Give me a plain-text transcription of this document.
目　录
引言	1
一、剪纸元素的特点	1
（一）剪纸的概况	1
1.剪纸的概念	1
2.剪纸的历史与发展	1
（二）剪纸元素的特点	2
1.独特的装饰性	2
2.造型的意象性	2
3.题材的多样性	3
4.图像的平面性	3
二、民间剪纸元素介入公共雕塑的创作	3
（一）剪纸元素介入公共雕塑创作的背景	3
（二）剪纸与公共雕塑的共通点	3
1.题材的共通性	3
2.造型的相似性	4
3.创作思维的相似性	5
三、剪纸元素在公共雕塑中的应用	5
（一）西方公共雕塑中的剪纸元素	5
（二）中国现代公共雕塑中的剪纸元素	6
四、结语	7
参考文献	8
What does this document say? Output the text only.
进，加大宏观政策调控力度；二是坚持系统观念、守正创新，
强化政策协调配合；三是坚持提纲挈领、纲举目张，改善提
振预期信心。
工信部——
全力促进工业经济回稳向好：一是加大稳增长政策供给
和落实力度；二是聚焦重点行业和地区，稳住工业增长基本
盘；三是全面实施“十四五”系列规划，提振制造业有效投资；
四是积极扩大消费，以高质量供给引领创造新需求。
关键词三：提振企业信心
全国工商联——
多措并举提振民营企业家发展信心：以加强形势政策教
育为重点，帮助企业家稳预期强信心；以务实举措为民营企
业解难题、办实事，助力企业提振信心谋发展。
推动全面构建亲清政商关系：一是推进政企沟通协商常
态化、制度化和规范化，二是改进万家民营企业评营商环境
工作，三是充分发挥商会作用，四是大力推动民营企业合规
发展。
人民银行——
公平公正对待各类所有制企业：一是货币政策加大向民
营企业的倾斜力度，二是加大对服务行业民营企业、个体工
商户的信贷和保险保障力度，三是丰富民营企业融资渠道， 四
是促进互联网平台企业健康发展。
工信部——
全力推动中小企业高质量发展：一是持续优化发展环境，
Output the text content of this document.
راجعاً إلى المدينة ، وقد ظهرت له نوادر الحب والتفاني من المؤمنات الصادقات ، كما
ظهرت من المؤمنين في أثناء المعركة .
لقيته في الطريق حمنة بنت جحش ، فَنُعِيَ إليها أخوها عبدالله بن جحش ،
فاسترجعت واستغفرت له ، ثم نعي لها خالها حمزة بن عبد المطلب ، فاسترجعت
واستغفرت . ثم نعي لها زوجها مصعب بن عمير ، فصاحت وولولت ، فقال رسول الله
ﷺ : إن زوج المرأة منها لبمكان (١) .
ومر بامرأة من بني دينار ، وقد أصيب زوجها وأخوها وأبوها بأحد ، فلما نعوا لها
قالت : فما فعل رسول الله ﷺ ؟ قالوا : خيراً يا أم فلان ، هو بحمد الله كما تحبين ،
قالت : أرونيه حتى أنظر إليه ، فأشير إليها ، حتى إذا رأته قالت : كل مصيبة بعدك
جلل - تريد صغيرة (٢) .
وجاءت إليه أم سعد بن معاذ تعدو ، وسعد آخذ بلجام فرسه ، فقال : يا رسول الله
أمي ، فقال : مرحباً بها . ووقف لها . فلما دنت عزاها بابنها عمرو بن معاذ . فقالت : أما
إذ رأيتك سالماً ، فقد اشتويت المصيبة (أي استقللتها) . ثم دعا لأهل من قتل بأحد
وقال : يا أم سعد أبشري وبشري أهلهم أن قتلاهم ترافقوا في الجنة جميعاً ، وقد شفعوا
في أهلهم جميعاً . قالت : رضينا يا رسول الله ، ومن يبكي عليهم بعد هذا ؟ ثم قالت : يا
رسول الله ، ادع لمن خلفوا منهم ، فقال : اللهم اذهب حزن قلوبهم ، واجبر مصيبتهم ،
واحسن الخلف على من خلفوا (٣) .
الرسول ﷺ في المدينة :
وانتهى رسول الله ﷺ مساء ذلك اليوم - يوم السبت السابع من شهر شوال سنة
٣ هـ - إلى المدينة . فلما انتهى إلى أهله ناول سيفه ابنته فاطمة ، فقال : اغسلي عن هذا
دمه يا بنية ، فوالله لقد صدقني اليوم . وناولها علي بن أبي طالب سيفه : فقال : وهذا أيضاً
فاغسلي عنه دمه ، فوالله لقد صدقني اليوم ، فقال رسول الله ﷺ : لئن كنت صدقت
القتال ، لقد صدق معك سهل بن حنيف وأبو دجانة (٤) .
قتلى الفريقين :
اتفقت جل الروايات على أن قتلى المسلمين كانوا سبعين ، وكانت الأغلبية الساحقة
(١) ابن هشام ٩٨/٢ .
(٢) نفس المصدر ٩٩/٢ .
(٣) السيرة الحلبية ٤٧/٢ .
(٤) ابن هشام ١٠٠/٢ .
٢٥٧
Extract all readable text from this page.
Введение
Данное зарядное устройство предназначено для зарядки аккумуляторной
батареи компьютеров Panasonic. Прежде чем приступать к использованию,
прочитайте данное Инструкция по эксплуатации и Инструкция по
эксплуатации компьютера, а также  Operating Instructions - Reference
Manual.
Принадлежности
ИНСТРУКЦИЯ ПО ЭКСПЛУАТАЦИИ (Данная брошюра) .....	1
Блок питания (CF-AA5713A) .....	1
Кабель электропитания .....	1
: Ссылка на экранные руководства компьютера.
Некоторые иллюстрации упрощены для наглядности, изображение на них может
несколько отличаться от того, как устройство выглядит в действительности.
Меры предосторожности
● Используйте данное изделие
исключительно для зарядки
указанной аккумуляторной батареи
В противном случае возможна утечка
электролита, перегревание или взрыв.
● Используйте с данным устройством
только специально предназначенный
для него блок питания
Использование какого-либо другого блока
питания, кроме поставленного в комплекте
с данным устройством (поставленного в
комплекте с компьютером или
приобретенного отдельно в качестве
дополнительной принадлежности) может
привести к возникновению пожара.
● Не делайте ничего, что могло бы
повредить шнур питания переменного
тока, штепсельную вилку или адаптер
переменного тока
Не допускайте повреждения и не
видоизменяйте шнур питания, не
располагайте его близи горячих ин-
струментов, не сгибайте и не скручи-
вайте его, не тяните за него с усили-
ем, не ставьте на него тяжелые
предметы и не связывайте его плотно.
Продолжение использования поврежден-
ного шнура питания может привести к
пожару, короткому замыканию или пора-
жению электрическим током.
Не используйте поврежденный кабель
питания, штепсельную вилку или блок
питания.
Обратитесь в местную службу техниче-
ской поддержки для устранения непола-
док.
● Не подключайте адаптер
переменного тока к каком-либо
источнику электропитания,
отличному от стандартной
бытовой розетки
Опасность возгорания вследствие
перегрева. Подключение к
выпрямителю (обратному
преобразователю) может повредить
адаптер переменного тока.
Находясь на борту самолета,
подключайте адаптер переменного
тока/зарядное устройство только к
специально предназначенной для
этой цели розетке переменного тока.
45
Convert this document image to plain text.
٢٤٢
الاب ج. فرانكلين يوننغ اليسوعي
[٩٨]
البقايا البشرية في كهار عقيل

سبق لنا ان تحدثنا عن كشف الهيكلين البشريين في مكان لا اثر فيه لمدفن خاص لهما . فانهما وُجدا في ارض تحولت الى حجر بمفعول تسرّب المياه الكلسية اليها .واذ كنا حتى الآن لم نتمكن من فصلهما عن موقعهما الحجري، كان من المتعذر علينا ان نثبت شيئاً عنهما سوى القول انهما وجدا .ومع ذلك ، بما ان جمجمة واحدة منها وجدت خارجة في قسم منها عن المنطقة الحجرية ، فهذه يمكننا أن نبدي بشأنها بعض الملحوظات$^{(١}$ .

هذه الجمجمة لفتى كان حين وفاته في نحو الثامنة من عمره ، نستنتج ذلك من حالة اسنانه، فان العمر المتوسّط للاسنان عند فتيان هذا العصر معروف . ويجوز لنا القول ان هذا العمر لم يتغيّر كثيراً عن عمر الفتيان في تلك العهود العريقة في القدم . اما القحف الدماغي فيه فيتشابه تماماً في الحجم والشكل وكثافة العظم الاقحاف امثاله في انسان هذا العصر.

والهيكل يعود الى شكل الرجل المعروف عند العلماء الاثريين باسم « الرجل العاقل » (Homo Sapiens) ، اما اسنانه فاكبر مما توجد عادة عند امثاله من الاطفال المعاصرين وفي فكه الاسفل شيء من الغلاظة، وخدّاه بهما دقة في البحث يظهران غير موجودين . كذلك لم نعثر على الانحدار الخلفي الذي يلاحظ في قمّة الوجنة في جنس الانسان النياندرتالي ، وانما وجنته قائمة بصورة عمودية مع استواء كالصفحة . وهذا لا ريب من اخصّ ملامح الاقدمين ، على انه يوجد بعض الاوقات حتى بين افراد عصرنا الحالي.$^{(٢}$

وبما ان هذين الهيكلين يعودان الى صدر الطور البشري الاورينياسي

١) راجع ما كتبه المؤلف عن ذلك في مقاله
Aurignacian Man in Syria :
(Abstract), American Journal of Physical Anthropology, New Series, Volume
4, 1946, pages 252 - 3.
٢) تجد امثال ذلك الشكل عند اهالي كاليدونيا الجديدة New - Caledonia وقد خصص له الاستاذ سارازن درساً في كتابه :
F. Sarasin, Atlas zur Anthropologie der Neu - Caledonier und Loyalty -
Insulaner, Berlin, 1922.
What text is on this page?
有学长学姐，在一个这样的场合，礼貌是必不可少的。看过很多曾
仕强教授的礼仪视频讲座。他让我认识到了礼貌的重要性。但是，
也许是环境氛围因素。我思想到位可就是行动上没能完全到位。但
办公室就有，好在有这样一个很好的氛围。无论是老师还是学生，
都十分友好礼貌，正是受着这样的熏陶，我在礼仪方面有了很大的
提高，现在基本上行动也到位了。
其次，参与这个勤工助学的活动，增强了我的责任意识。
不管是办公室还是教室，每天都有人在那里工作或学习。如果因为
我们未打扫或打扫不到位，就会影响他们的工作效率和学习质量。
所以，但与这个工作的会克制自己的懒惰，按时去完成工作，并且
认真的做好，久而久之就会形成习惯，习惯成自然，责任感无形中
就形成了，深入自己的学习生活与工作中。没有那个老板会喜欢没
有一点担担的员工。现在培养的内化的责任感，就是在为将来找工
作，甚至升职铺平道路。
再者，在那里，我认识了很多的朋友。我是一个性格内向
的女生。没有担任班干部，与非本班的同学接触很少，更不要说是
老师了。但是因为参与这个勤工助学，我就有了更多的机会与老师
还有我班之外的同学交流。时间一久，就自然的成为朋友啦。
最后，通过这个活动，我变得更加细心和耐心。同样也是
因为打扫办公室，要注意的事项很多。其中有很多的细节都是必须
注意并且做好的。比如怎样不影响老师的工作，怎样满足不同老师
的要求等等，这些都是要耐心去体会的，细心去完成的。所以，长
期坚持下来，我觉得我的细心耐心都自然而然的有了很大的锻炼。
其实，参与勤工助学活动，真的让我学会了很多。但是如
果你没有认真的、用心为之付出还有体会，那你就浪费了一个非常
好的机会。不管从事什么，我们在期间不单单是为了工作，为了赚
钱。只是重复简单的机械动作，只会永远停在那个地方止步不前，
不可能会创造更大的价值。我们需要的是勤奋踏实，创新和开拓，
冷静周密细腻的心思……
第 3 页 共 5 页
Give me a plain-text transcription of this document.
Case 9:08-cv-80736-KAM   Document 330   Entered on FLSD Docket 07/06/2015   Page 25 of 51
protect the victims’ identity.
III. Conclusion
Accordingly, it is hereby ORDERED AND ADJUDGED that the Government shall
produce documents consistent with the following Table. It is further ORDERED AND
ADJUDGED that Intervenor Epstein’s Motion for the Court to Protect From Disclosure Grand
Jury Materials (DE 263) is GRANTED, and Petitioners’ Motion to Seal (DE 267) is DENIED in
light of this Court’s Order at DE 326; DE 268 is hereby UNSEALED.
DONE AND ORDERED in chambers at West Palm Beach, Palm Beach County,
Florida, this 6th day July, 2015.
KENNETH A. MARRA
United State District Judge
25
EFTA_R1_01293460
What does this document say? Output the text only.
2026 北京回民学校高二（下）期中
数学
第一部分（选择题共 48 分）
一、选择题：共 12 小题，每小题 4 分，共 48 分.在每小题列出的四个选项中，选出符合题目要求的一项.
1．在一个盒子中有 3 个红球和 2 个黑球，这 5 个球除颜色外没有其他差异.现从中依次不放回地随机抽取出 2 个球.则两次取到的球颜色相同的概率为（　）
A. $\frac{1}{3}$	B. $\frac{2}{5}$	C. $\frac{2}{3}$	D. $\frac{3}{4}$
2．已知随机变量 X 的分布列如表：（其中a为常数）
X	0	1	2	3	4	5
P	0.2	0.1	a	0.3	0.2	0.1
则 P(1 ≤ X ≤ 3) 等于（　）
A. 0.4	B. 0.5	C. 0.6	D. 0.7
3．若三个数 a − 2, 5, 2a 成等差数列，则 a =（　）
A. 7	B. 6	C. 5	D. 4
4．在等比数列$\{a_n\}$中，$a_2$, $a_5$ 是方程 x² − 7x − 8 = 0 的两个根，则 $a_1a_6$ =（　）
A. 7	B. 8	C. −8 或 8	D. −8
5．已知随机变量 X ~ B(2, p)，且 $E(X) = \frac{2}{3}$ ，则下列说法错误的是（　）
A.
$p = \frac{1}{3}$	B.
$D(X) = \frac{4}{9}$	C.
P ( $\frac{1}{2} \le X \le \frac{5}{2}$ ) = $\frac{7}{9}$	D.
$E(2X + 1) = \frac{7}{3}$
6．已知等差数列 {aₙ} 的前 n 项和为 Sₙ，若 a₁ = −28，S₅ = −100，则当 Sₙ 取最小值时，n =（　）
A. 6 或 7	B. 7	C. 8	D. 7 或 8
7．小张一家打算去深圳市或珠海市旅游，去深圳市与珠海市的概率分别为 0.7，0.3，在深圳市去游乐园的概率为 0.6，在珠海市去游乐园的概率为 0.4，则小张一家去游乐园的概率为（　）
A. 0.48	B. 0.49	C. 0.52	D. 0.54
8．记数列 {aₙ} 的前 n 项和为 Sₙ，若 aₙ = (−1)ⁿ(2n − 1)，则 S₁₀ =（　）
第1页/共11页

§ **TASK DETAILS**
Identify each line holding the string "специально", and copy it out.

§ **SOLUTION**
только специально предназначенный
специально предназначенной для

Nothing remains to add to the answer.